[Stored items]
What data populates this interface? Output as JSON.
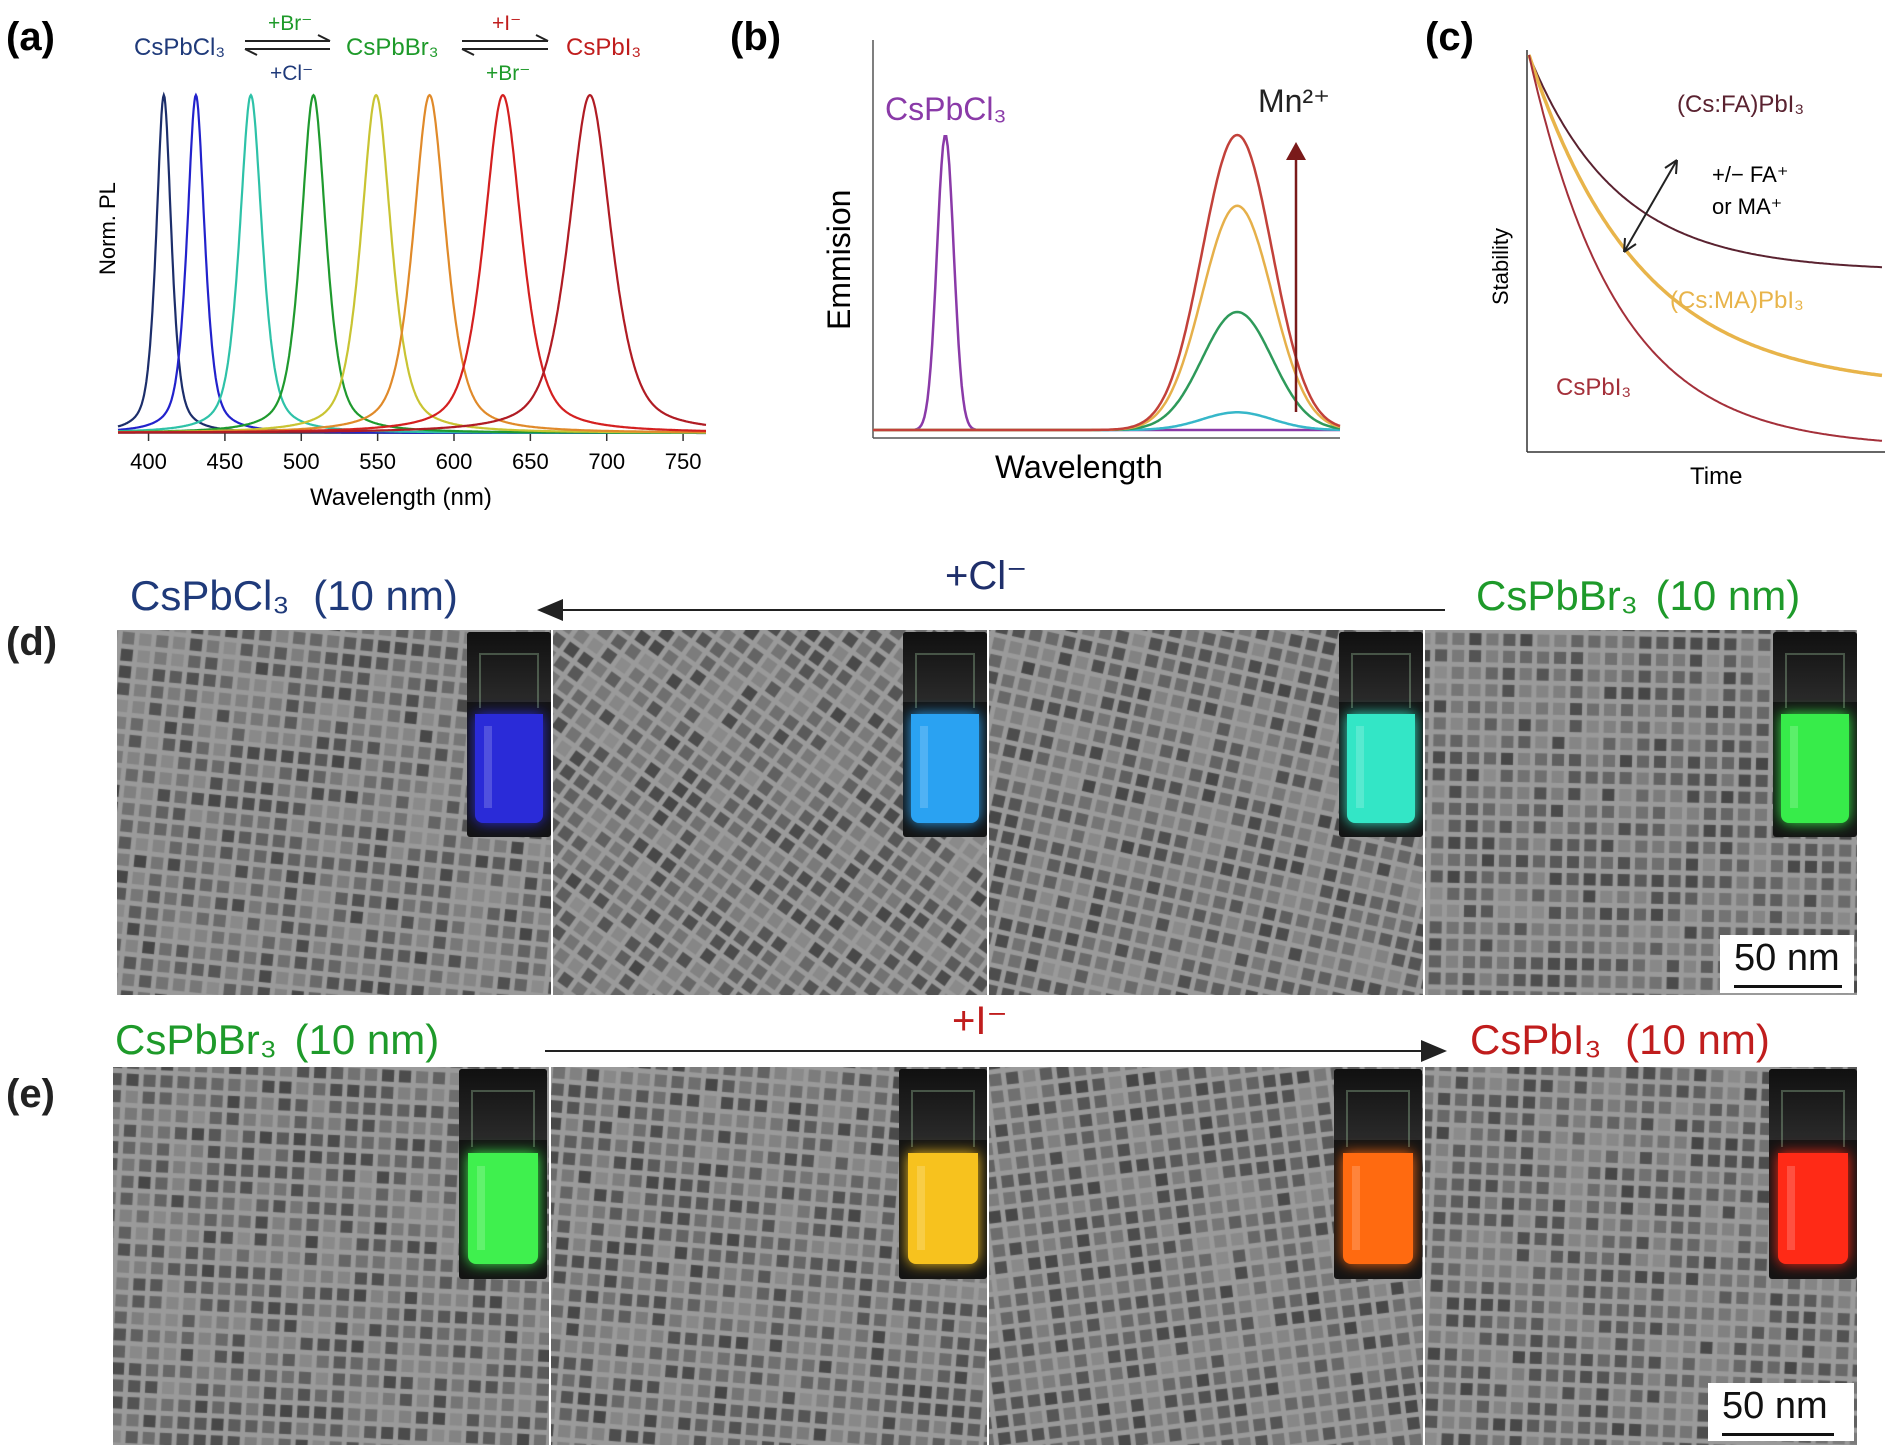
{
  "chart_data": [
    {
      "type": "line",
      "panel": "(a)",
      "title": "",
      "xlabel": "Wavelength (nm)",
      "ylabel": "Norm. PL",
      "xlim": [
        380,
        765
      ],
      "ylim": [
        0,
        1.05
      ],
      "x_ticks": [
        400,
        450,
        500,
        550,
        600,
        650,
        700,
        750
      ],
      "series": [
        {
          "name": "peak-410",
          "center": 410,
          "width": 6,
          "color": "#1c2e6b",
          "values": [
            0,
            1,
            0
          ]
        },
        {
          "name": "peak-431",
          "center": 431,
          "width": 7,
          "color": "#2222cc",
          "values": [
            0,
            1,
            0
          ]
        },
        {
          "name": "peak-467",
          "center": 467,
          "width": 9,
          "color": "#2ec2a8",
          "values": [
            0,
            1,
            0
          ]
        },
        {
          "name": "peak-508",
          "center": 508,
          "width": 10,
          "color": "#1f9a2e",
          "values": [
            0,
            1,
            0
          ]
        },
        {
          "name": "peak-549",
          "center": 549,
          "width": 12,
          "color": "#c9c433",
          "values": [
            0,
            1,
            0
          ]
        },
        {
          "name": "peak-584",
          "center": 584,
          "width": 13,
          "color": "#e08a2a",
          "values": [
            0,
            1,
            0
          ]
        },
        {
          "name": "peak-632",
          "center": 632,
          "width": 15,
          "color": "#d42020",
          "values": [
            0,
            1,
            0
          ]
        },
        {
          "name": "peak-689",
          "center": 689,
          "width": 17,
          "color": "#b01c24",
          "values": [
            0,
            1,
            0
          ]
        }
      ],
      "annotations": {
        "cl": "CsPbCl₃",
        "br": "CsPbBr₃",
        "i": "CsPbI₃",
        "arrow1_top": "+Br⁻",
        "arrow1_bottom": "+Cl⁻",
        "arrow2_top": "+I⁻",
        "arrow2_bottom": "+Br⁻"
      }
    },
    {
      "type": "line",
      "panel": "(b)",
      "xlabel": "Wavelength",
      "ylabel": "Emmision",
      "xlim": [
        0,
        1
      ],
      "ylim": [
        0,
        1.1
      ],
      "series": [
        {
          "name": "CsPbCl3",
          "color": "#8a3aa8",
          "peak_x": 0.155,
          "peak_y": 1.0,
          "width": 0.018
        },
        {
          "name": "Mn-low",
          "color": "#36b7c9",
          "peak_x": 0.78,
          "peak_y": 0.06,
          "width": 0.075
        },
        {
          "name": "Mn-mid",
          "color": "#2e9a5a",
          "peak_x": 0.78,
          "peak_y": 0.4,
          "width": 0.075
        },
        {
          "name": "Mn-high",
          "color": "#e6b04a",
          "peak_x": 0.78,
          "peak_y": 0.76,
          "width": 0.075
        },
        {
          "name": "Mn-max",
          "color": "#c2413a",
          "peak_x": 0.78,
          "peak_y": 1.0,
          "width": 0.075
        }
      ],
      "annotations": {
        "label": "CsPbCl₃",
        "dopant": "Mn²⁺"
      }
    },
    {
      "type": "line",
      "panel": "(c)",
      "xlabel": "Time",
      "ylabel": "Stability",
      "series": [
        {
          "name": "(Cs:FA)PbI₃",
          "color": "#5a2230",
          "decay": 0.55,
          "rate": 4.0
        },
        {
          "name": "(Cs:MA)PbI₃",
          "color": "#e8b44a",
          "decay": 0.85,
          "rate": 3.2
        },
        {
          "name": "CsPbI₃",
          "color": "#a4303a",
          "decay": 1.0,
          "rate": 4.0
        }
      ],
      "annotations": {
        "change_line1": "+/− FA⁺",
        "change_line2": "or MA⁺"
      }
    }
  ],
  "panel_labels": {
    "a": "(a)",
    "b": "(b)",
    "c": "(c)",
    "d": "(d)",
    "e": "(e)"
  },
  "row_d": {
    "left_label_formula": "CsPbCl₃",
    "left_label_size": "(10 nm)",
    "arrow_label": "+Cl⁻",
    "right_label_formula": "CsPbBr₃",
    "right_label_size": "(10 nm)",
    "scale_bar": "50 nm",
    "vial_colors": [
      "#2a2bd8",
      "#2aa2f2",
      "#33e6c6",
      "#37ec4a"
    ]
  },
  "row_e": {
    "left_label_formula": "CsPbBr₃",
    "left_label_size": "(10 nm)",
    "arrow_label": "+I⁻",
    "right_label_formula": "CsPbI₃",
    "right_label_size": "(10 nm)",
    "scale_bar": "50 nm",
    "vial_colors": [
      "#3ff04e",
      "#f7c21e",
      "#ff6a10",
      "#ff2a16"
    ]
  },
  "colors": {
    "cl_blue": "#1f3a7a",
    "br_green": "#1e9a2a",
    "i_red": "#c01d1d",
    "arrow_navy": "#1f2f6b"
  }
}
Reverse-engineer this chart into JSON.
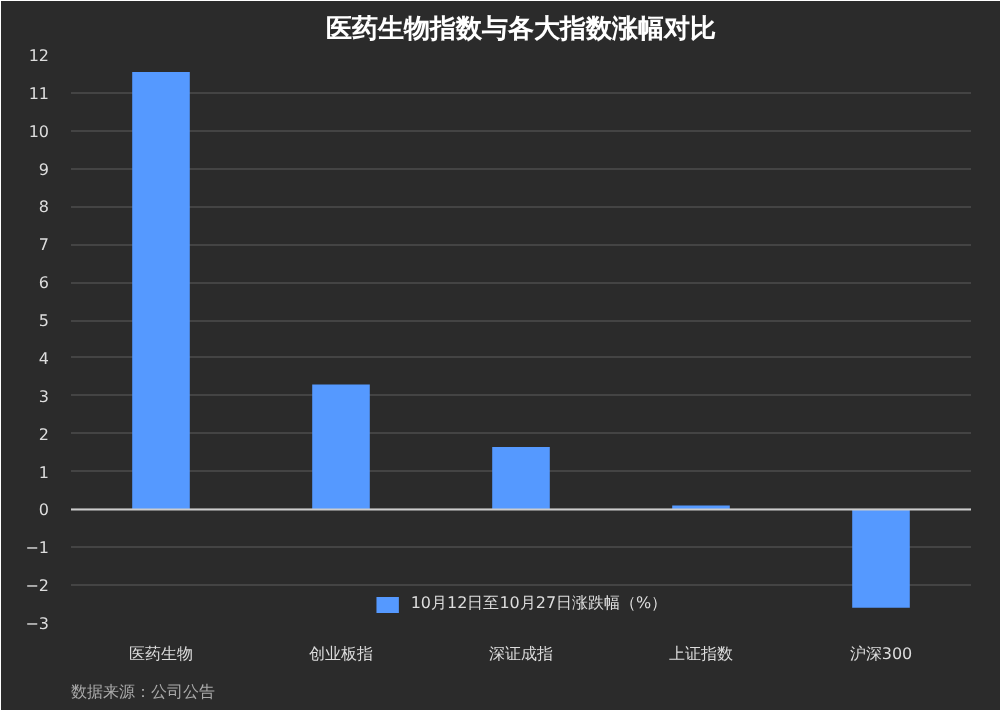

* Set exercise
Take the entries shown above and quote them verbatim, passing over the pictures.

* Task response
What data populates this interface? Output as JSON.
{
  "chart_data": [
    {
      "type": "line",
      "panel": "(a)",
      "title": "",
      "xlabel": "Wavelength (nm)",
      "ylabel": "Norm. PL",
      "xlim": [
        380,
        765
      ],
      "ylim": [
        0,
        1.05
      ],
      "x_ticks": [
        400,
        450,
        500,
        550,
        600,
        650,
        700,
        750
      ],
      "series": [
        {
          "name": "peak-410",
          "center": 410,
          "width": 6,
          "color": "#1c2e6b",
          "values": [
            0,
            1,
            0
          ]
        },
        {
          "name": "peak-431",
          "center": 431,
          "width": 7,
          "color": "#2222cc",
          "values": [
            0,
            1,
            0
          ]
        },
        {
          "name": "peak-467",
          "center": 467,
          "width": 9,
          "color": "#2ec2a8",
          "values": [
            0,
            1,
            0
          ]
        },
        {
          "name": "peak-508",
          "center": 508,
          "width": 10,
          "color": "#1f9a2e",
          "values": [
            0,
            1,
            0
          ]
        },
        {
          "name": "peak-549",
          "center": 549,
          "width": 12,
          "color": "#c9c433",
          "values": [
            0,
            1,
            0
          ]
        },
        {
          "name": "peak-584",
          "center": 584,
          "width": 13,
          "color": "#e08a2a",
          "values": [
            0,
            1,
            0
          ]
        },
        {
          "name": "peak-632",
          "center": 632,
          "width": 15,
          "color": "#d42020",
          "values": [
            0,
            1,
            0
          ]
        },
        {
          "name": "peak-689",
          "center": 689,
          "width": 17,
          "color": "#b01c24",
          "values": [
            0,
            1,
            0
          ]
        }
      ],
      "annotations": {
        "cl": "CsPbCl₃",
        "br": "CsPbBr₃",
        "i": "CsPbI₃",
        "arrow1_top": "+Br⁻",
        "arrow1_bottom": "+Cl⁻",
        "arrow2_top": "+I⁻",
        "arrow2_bottom": "+Br⁻"
      }
    },
    {
      "type": "line",
      "panel": "(b)",
      "xlabel": "Wavelength",
      "ylabel": "Emmision",
      "xlim": [
        0,
        1
      ],
      "ylim": [
        0,
        1.1
      ],
      "series": [
        {
          "name": "CsPbCl3",
          "color": "#8a3aa8",
          "peak_x": 0.155,
          "peak_y": 1.0,
          "width": 0.018
        },
        {
          "name": "Mn-low",
          "color": "#36b7c9",
          "peak_x": 0.78,
          "peak_y": 0.06,
          "width": 0.075
        },
        {
          "name": "Mn-mid",
          "color": "#2e9a5a",
          "peak_x": 0.78,
          "peak_y": 0.4,
          "width": 0.075
        },
        {
          "name": "Mn-high",
          "color": "#e6b04a",
          "peak_x": 0.78,
          "peak_y": 0.76,
          "width": 0.075
        },
        {
          "name": "Mn-max",
          "color": "#c2413a",
          "peak_x": 0.78,
          "peak_y": 1.0,
          "width": 0.075
        }
      ],
      "annotations": {
        "label": "CsPbCl₃",
        "dopant": "Mn²⁺"
      }
    },
    {
      "type": "line",
      "panel": "(c)",
      "xlabel": "Time",
      "ylabel": "Stability",
      "series": [
        {
          "name": "(Cs:FA)PbI₃",
          "color": "#5a2230",
          "decay": 0.55,
          "rate": 4.0
        },
        {
          "name": "(Cs:MA)PbI₃",
          "color": "#e8b44a",
          "decay": 0.85,
          "rate": 3.2
        },
        {
          "name": "CsPbI₃",
          "color": "#a4303a",
          "decay": 1.0,
          "rate": 4.0
        }
      ],
      "annotations": {
        "change_line1": "+/− FA⁺",
        "change_line2": "or MA⁺"
      }
    }
  ],
  "panel_labels": {
    "a": "(a)",
    "b": "(b)",
    "c": "(c)",
    "d": "(d)",
    "e": "(e)"
  },
  "row_d": {
    "left_label_formula": "CsPbCl₃",
    "left_label_size": "(10 nm)",
    "arrow_label": "+Cl⁻",
    "right_label_formula": "CsPbBr₃",
    "right_label_size": "(10 nm)",
    "scale_bar": "50 nm",
    "vial_colors": [
      "#2a2bd8",
      "#2aa2f2",
      "#33e6c6",
      "#37ec4a"
    ]
  },
  "row_e": {
    "left_label_formula": "CsPbBr₃",
    "left_label_size": "(10 nm)",
    "arrow_label": "+I⁻",
    "right_label_formula": "CsPbI₃",
    "right_label_size": "(10 nm)",
    "scale_bar": "50 nm",
    "vial_colors": [
      "#3ff04e",
      "#f7c21e",
      "#ff6a10",
      "#ff2a16"
    ]
  },
  "colors": {
    "cl_blue": "#1f3a7a",
    "br_green": "#1e9a2a",
    "i_red": "#c01d1d",
    "arrow_navy": "#1f2f6b"
  }
}
Reverse-engineer this chart into JSON.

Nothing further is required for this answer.